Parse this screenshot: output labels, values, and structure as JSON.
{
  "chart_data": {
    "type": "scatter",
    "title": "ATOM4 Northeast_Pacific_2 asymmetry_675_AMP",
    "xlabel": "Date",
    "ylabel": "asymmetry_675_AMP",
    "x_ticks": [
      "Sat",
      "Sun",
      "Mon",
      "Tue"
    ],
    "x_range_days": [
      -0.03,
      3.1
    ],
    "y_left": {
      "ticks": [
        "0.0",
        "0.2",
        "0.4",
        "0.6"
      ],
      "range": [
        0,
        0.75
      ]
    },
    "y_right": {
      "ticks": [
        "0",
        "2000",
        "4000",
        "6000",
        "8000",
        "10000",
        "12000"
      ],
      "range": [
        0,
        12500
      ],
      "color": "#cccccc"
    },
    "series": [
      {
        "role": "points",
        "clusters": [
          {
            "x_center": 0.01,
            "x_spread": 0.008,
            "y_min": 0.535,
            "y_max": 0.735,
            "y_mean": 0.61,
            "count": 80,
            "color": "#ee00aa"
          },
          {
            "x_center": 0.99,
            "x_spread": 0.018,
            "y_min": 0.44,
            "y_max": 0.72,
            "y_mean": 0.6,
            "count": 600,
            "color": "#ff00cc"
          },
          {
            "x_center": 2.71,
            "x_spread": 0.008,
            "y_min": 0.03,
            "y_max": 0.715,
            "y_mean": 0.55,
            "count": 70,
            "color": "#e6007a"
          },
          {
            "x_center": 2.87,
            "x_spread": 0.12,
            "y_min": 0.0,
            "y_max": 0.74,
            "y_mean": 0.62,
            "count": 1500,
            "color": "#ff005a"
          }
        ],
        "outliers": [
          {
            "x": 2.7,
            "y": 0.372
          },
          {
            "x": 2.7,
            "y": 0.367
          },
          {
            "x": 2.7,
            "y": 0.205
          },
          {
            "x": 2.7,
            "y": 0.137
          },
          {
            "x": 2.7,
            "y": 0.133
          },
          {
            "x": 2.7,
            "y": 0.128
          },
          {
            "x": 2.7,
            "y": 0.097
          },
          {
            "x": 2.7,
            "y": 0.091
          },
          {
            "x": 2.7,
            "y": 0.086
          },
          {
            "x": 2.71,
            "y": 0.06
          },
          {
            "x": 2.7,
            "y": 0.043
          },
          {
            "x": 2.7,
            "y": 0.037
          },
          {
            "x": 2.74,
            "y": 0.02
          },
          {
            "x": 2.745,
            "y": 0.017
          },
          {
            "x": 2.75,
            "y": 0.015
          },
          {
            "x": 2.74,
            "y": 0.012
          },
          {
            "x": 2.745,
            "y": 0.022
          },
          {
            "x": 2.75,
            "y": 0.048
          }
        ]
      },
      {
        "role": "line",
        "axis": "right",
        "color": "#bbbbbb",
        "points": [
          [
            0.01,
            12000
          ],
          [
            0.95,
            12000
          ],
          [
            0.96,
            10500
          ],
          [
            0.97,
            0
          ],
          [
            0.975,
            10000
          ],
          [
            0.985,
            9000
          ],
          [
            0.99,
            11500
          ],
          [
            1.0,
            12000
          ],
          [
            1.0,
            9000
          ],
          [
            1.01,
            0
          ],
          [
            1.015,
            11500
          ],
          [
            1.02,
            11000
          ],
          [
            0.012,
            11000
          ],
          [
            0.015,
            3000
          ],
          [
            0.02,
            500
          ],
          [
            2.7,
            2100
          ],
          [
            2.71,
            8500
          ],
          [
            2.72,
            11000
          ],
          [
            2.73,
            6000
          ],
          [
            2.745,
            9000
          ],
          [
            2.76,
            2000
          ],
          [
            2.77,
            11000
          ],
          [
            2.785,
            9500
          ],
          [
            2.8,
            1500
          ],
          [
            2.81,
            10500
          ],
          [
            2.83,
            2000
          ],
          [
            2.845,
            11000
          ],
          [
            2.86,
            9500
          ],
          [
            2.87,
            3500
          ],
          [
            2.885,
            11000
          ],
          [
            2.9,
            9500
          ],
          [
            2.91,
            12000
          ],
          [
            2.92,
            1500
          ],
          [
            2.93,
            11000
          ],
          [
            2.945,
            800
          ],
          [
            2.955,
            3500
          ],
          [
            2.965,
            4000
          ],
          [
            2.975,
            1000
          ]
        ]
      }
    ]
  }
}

Exercise details: Repeat the entries shown above, every one, word for word.

Answer to the exercise:
Parse this screenshot: output labels, values, and structure as JSON.
{
  "chart_data": {
    "type": "scatter",
    "title": "ATOM4 Northeast_Pacific_2 asymmetry_675_AMP",
    "xlabel": "Date",
    "ylabel": "asymmetry_675_AMP",
    "x_ticks": [
      "Sat",
      "Sun",
      "Mon",
      "Tue"
    ],
    "x_range_days": [
      -0.03,
      3.1
    ],
    "y_left": {
      "ticks": [
        "0.0",
        "0.2",
        "0.4",
        "0.6"
      ],
      "range": [
        0,
        0.75
      ]
    },
    "y_right": {
      "ticks": [
        "0",
        "2000",
        "4000",
        "6000",
        "8000",
        "10000",
        "12000"
      ],
      "range": [
        0,
        12500
      ],
      "color": "#cccccc"
    },
    "series": [
      {
        "role": "points",
        "clusters": [
          {
            "x_center": 0.01,
            "x_spread": 0.008,
            "y_min": 0.535,
            "y_max": 0.735,
            "y_mean": 0.61,
            "count": 80,
            "color": "#ee00aa"
          },
          {
            "x_center": 0.99,
            "x_spread": 0.018,
            "y_min": 0.44,
            "y_max": 0.72,
            "y_mean": 0.6,
            "count": 600,
            "color": "#ff00cc"
          },
          {
            "x_center": 2.71,
            "x_spread": 0.008,
            "y_min": 0.03,
            "y_max": 0.715,
            "y_mean": 0.55,
            "count": 70,
            "color": "#e6007a"
          },
          {
            "x_center": 2.87,
            "x_spread": 0.12,
            "y_min": 0.0,
            "y_max": 0.74,
            "y_mean": 0.62,
            "count": 1500,
            "color": "#ff005a"
          }
        ],
        "outliers": [
          {
            "x": 2.7,
            "y": 0.372
          },
          {
            "x": 2.7,
            "y": 0.367
          },
          {
            "x": 2.7,
            "y": 0.205
          },
          {
            "x": 2.7,
            "y": 0.137
          },
          {
            "x": 2.7,
            "y": 0.133
          },
          {
            "x": 2.7,
            "y": 0.128
          },
          {
            "x": 2.7,
            "y": 0.097
          },
          {
            "x": 2.7,
            "y": 0.091
          },
          {
            "x": 2.7,
            "y": 0.086
          },
          {
            "x": 2.71,
            "y": 0.06
          },
          {
            "x": 2.7,
            "y": 0.043
          },
          {
            "x": 2.7,
            "y": 0.037
          },
          {
            "x": 2.74,
            "y": 0.02
          },
          {
            "x": 2.745,
            "y": 0.017
          },
          {
            "x": 2.75,
            "y": 0.015
          },
          {
            "x": 2.74,
            "y": 0.012
          },
          {
            "x": 2.745,
            "y": 0.022
          },
          {
            "x": 2.75,
            "y": 0.048
          }
        ]
      },
      {
        "role": "line",
        "axis": "right",
        "color": "#bbbbbb",
        "points": [
          [
            0.01,
            12000
          ],
          [
            0.95,
            12000
          ],
          [
            0.96,
            10500
          ],
          [
            0.97,
            0
          ],
          [
            0.975,
            10000
          ],
          [
            0.985,
            9000
          ],
          [
            0.99,
            11500
          ],
          [
            1.0,
            12000
          ],
          [
            1.0,
            9000
          ],
          [
            1.01,
            0
          ],
          [
            1.015,
            11500
          ],
          [
            1.02,
            11000
          ],
          [
            0.012,
            11000
          ],
          [
            0.015,
            3000
          ],
          [
            0.02,
            500
          ],
          [
            2.7,
            2100
          ],
          [
            2.71,
            8500
          ],
          [
            2.72,
            11000
          ],
          [
            2.73,
            6000
          ],
          [
            2.745,
            9000
          ],
          [
            2.76,
            2000
          ],
          [
            2.77,
            11000
          ],
          [
            2.785,
            9500
          ],
          [
            2.8,
            1500
          ],
          [
            2.81,
            10500
          ],
          [
            2.83,
            2000
          ],
          [
            2.845,
            11000
          ],
          [
            2.86,
            9500
          ],
          [
            2.87,
            3500
          ],
          [
            2.885,
            11000
          ],
          [
            2.9,
            9500
          ],
          [
            2.91,
            12000
          ],
          [
            2.92,
            1500
          ],
          [
            2.93,
            11000
          ],
          [
            2.945,
            800
          ],
          [
            2.955,
            3500
          ],
          [
            2.965,
            4000
          ],
          [
            2.975,
            1000
          ]
        ]
      }
    ]
  }
}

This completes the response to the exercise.